• Task
Pictures stay out of the copy; set down each line of the listing below exactly.

(Excerpts from a figure dataset)
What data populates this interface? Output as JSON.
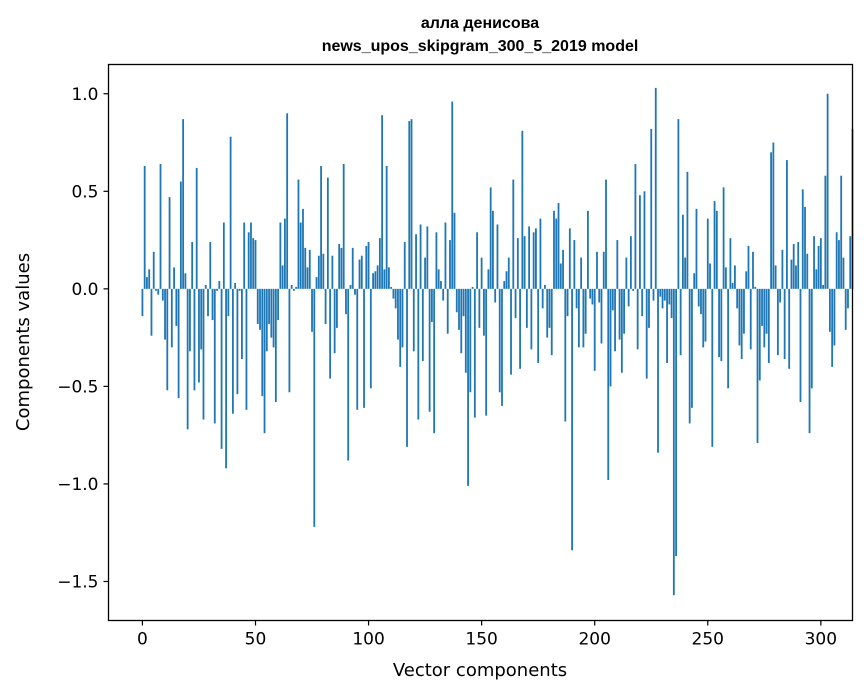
{
  "chart_data": {
    "type": "bar",
    "title": "алла денисова",
    "subtitle": "news_upos_skipgram_300_5_2019 model",
    "xlabel": "Vector components",
    "ylabel": "Components values",
    "xlim": [
      -15,
      314
    ],
    "ylim": [
      -1.7,
      1.15
    ],
    "xticks": [
      0,
      50,
      100,
      150,
      200,
      250,
      300
    ],
    "xtick_labels": [
      "0",
      "50",
      "100",
      "150",
      "200",
      "250",
      "300"
    ],
    "yticks": [
      -1.5,
      -1.0,
      -0.5,
      0.0,
      0.5,
      1.0
    ],
    "ytick_labels": [
      "−1.5",
      "−1.0",
      "−0.5",
      "0.0",
      "0.5",
      "1.0"
    ],
    "bar_color": "#1f77b4",
    "grid": false,
    "values": [
      -0.14,
      0.63,
      0.06,
      0.1,
      -0.24,
      0.19,
      -0.01,
      -0.03,
      0.64,
      -0.06,
      -0.26,
      -0.52,
      0.47,
      -0.3,
      0.11,
      -0.19,
      -0.56,
      0.55,
      0.87,
      0.08,
      -0.72,
      -0.32,
      0.24,
      -0.52,
      0.62,
      -0.48,
      -0.31,
      -0.67,
      0.02,
      -0.14,
      0.24,
      -0.16,
      -0.69,
      -0.01,
      0.04,
      -0.82,
      0.34,
      -0.92,
      -0.14,
      0.78,
      -0.64,
      0.03,
      -0.54,
      -0.01,
      -0.36,
      0.34,
      -0.62,
      0.29,
      0.34,
      0.26,
      0.25,
      -0.18,
      -0.21,
      -0.55,
      -0.74,
      -0.32,
      -0.18,
      -0.25,
      -0.3,
      -0.58,
      -0.16,
      0.34,
      0.12,
      0.36,
      0.9,
      -0.53,
      0.02,
      -0.01,
      0.01,
      0.56,
      0.34,
      0.41,
      0.21,
      0.11,
      0.2,
      -0.22,
      -1.22,
      0.06,
      0.17,
      0.63,
      0.18,
      -0.18,
      0.57,
      -0.46,
      0.17,
      -0.33,
      -0.2,
      0.23,
      0.21,
      0.64,
      -0.13,
      -0.88,
      0.02,
      0.21,
      -0.03,
      -0.62,
      0.15,
      0.17,
      -0.61,
      0.22,
      0.24,
      -0.51,
      0.08,
      0.09,
      0.12,
      0.26,
      0.89,
      0.1,
      0.63,
      0.11,
      0.01,
      -0.05,
      -0.1,
      -0.26,
      -0.4,
      -0.3,
      0.24,
      -0.81,
      0.86,
      0.87,
      -0.32,
      0.28,
      -0.67,
      0.33,
      -0.37,
      0.16,
      0.32,
      -0.63,
      -0.17,
      -0.74,
      0.29,
      0.1,
      0.04,
      -0.06,
      0.34,
      -0.23,
      0.25,
      0.96,
      0.39,
      -0.12,
      -0.21,
      -0.33,
      -0.14,
      -0.43,
      -1.01,
      -0.53,
      0.01,
      -0.66,
      0.29,
      -0.2,
      0.16,
      -0.24,
      -0.65,
      0.1,
      0.52,
      0.4,
      -0.07,
      0.33,
      -0.53,
      -0.6,
      0.04,
      0.09,
      0.16,
      -0.44,
      0.56,
      -0.15,
      0.26,
      -0.41,
      0.81,
      0.27,
      -0.2,
      0.32,
      -0.31,
      0.29,
      0.31,
      -0.38,
      0.36,
      -0.1,
      0.02,
      -0.25,
      -0.2,
      -0.34,
      0.4,
      0.36,
      0.44,
      0.13,
      0.2,
      -0.68,
      -0.14,
      0.31,
      -1.34,
      0.25,
      -0.1,
      -0.3,
      0.16,
      -0.3,
      -0.23,
      0.4,
      -0.05,
      -0.08,
      -0.42,
      0.19,
      -0.07,
      -0.28,
      0.19,
      0.56,
      -0.98,
      -0.5,
      -0.11,
      -0.32,
      0.25,
      -0.26,
      -0.43,
      -0.23,
      0.16,
      -0.09,
      0.27,
      -0.01,
      0.64,
      -0.31,
      0.48,
      -0.14,
      0.5,
      -0.46,
      -0.2,
      0.82,
      -0.06,
      1.03,
      -0.84,
      -0.04,
      -0.1,
      -0.06,
      -0.38,
      -0.08,
      -0.15,
      -1.57,
      -1.37,
      0.87,
      -0.34,
      0.38,
      0.16,
      0.6,
      -0.69,
      -0.61,
      0.08,
      0.41,
      -0.09,
      -0.13,
      -0.3,
      -0.27,
      0.36,
      0.13,
      -0.81,
      0.45,
      0.4,
      -0.35,
      -0.37,
      0.52,
      0.11,
      -0.51,
      0.26,
      0.03,
      0.12,
      -0.1,
      -0.29,
      -0.36,
      -0.23,
      0.09,
      0.22,
      -0.31,
      0.19,
      0.01,
      -0.79,
      -0.47,
      -0.19,
      -0.3,
      -0.23,
      -0.38,
      0.7,
      0.75,
      0.12,
      -0.34,
      -0.07,
      0.2,
      -0.36,
      0.66,
      -0.41,
      0.15,
      0.23,
      0.12,
      0.24,
      -0.58,
      0.51,
      0.42,
      0.18,
      -0.74,
      -0.51,
      0.27,
      0.1,
      0.22,
      0.26,
      0.02,
      0.58,
      1.0,
      -0.22,
      -0.4,
      -0.29,
      0.29,
      0.25,
      0.58,
      0.16,
      -0.21,
      -0.1,
      0.27,
      0.82
    ]
  }
}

• Answer for this exercise
What data populates this interface? Output as JSON.
{
  "chart_data": {
    "type": "bar",
    "title": "алла денисова",
    "subtitle": "news_upos_skipgram_300_5_2019 model",
    "xlabel": "Vector components",
    "ylabel": "Components values",
    "xlim": [
      -15,
      314
    ],
    "ylim": [
      -1.7,
      1.15
    ],
    "xticks": [
      0,
      50,
      100,
      150,
      200,
      250,
      300
    ],
    "xtick_labels": [
      "0",
      "50",
      "100",
      "150",
      "200",
      "250",
      "300"
    ],
    "yticks": [
      -1.5,
      -1.0,
      -0.5,
      0.0,
      0.5,
      1.0
    ],
    "ytick_labels": [
      "−1.5",
      "−1.0",
      "−0.5",
      "0.0",
      "0.5",
      "1.0"
    ],
    "bar_color": "#1f77b4",
    "grid": false,
    "values": [
      -0.14,
      0.63,
      0.06,
      0.1,
      -0.24,
      0.19,
      -0.01,
      -0.03,
      0.64,
      -0.06,
      -0.26,
      -0.52,
      0.47,
      -0.3,
      0.11,
      -0.19,
      -0.56,
      0.55,
      0.87,
      0.08,
      -0.72,
      -0.32,
      0.24,
      -0.52,
      0.62,
      -0.48,
      -0.31,
      -0.67,
      0.02,
      -0.14,
      0.24,
      -0.16,
      -0.69,
      -0.01,
      0.04,
      -0.82,
      0.34,
      -0.92,
      -0.14,
      0.78,
      -0.64,
      0.03,
      -0.54,
      -0.01,
      -0.36,
      0.34,
      -0.62,
      0.29,
      0.34,
      0.26,
      0.25,
      -0.18,
      -0.21,
      -0.55,
      -0.74,
      -0.32,
      -0.18,
      -0.25,
      -0.3,
      -0.58,
      -0.16,
      0.34,
      0.12,
      0.36,
      0.9,
      -0.53,
      0.02,
      -0.01,
      0.01,
      0.56,
      0.34,
      0.41,
      0.21,
      0.11,
      0.2,
      -0.22,
      -1.22,
      0.06,
      0.17,
      0.63,
      0.18,
      -0.18,
      0.57,
      -0.46,
      0.17,
      -0.33,
      -0.2,
      0.23,
      0.21,
      0.64,
      -0.13,
      -0.88,
      0.02,
      0.21,
      -0.03,
      -0.62,
      0.15,
      0.17,
      -0.61,
      0.22,
      0.24,
      -0.51,
      0.08,
      0.09,
      0.12,
      0.26,
      0.89,
      0.1,
      0.63,
      0.11,
      0.01,
      -0.05,
      -0.1,
      -0.26,
      -0.4,
      -0.3,
      0.24,
      -0.81,
      0.86,
      0.87,
      -0.32,
      0.28,
      -0.67,
      0.33,
      -0.37,
      0.16,
      0.32,
      -0.63,
      -0.17,
      -0.74,
      0.29,
      0.1,
      0.04,
      -0.06,
      0.34,
      -0.23,
      0.25,
      0.96,
      0.39,
      -0.12,
      -0.21,
      -0.33,
      -0.14,
      -0.43,
      -1.01,
      -0.53,
      0.01,
      -0.66,
      0.29,
      -0.2,
      0.16,
      -0.24,
      -0.65,
      0.1,
      0.52,
      0.4,
      -0.07,
      0.33,
      -0.53,
      -0.6,
      0.04,
      0.09,
      0.16,
      -0.44,
      0.56,
      -0.15,
      0.26,
      -0.41,
      0.81,
      0.27,
      -0.2,
      0.32,
      -0.31,
      0.29,
      0.31,
      -0.38,
      0.36,
      -0.1,
      0.02,
      -0.25,
      -0.2,
      -0.34,
      0.4,
      0.36,
      0.44,
      0.13,
      0.2,
      -0.68,
      -0.14,
      0.31,
      -1.34,
      0.25,
      -0.1,
      -0.3,
      0.16,
      -0.3,
      -0.23,
      0.4,
      -0.05,
      -0.08,
      -0.42,
      0.19,
      -0.07,
      -0.28,
      0.19,
      0.56,
      -0.98,
      -0.5,
      -0.11,
      -0.32,
      0.25,
      -0.26,
      -0.43,
      -0.23,
      0.16,
      -0.09,
      0.27,
      -0.01,
      0.64,
      -0.31,
      0.48,
      -0.14,
      0.5,
      -0.46,
      -0.2,
      0.82,
      -0.06,
      1.03,
      -0.84,
      -0.04,
      -0.1,
      -0.06,
      -0.38,
      -0.08,
      -0.15,
      -1.57,
      -1.37,
      0.87,
      -0.34,
      0.38,
      0.16,
      0.6,
      -0.69,
      -0.61,
      0.08,
      0.41,
      -0.09,
      -0.13,
      -0.3,
      -0.27,
      0.36,
      0.13,
      -0.81,
      0.45,
      0.4,
      -0.35,
      -0.37,
      0.52,
      0.11,
      -0.51,
      0.26,
      0.03,
      0.12,
      -0.1,
      -0.29,
      -0.36,
      -0.23,
      0.09,
      0.22,
      -0.31,
      0.19,
      0.01,
      -0.79,
      -0.47,
      -0.19,
      -0.3,
      -0.23,
      -0.38,
      0.7,
      0.75,
      0.12,
      -0.34,
      -0.07,
      0.2,
      -0.36,
      0.66,
      -0.41,
      0.15,
      0.23,
      0.12,
      0.24,
      -0.58,
      0.51,
      0.42,
      0.18,
      -0.74,
      -0.51,
      0.27,
      0.1,
      0.22,
      0.26,
      0.02,
      0.58,
      1.0,
      -0.22,
      -0.4,
      -0.29,
      0.29,
      0.25,
      0.58,
      0.16,
      -0.21,
      -0.1,
      0.27,
      0.82
    ]
  }
}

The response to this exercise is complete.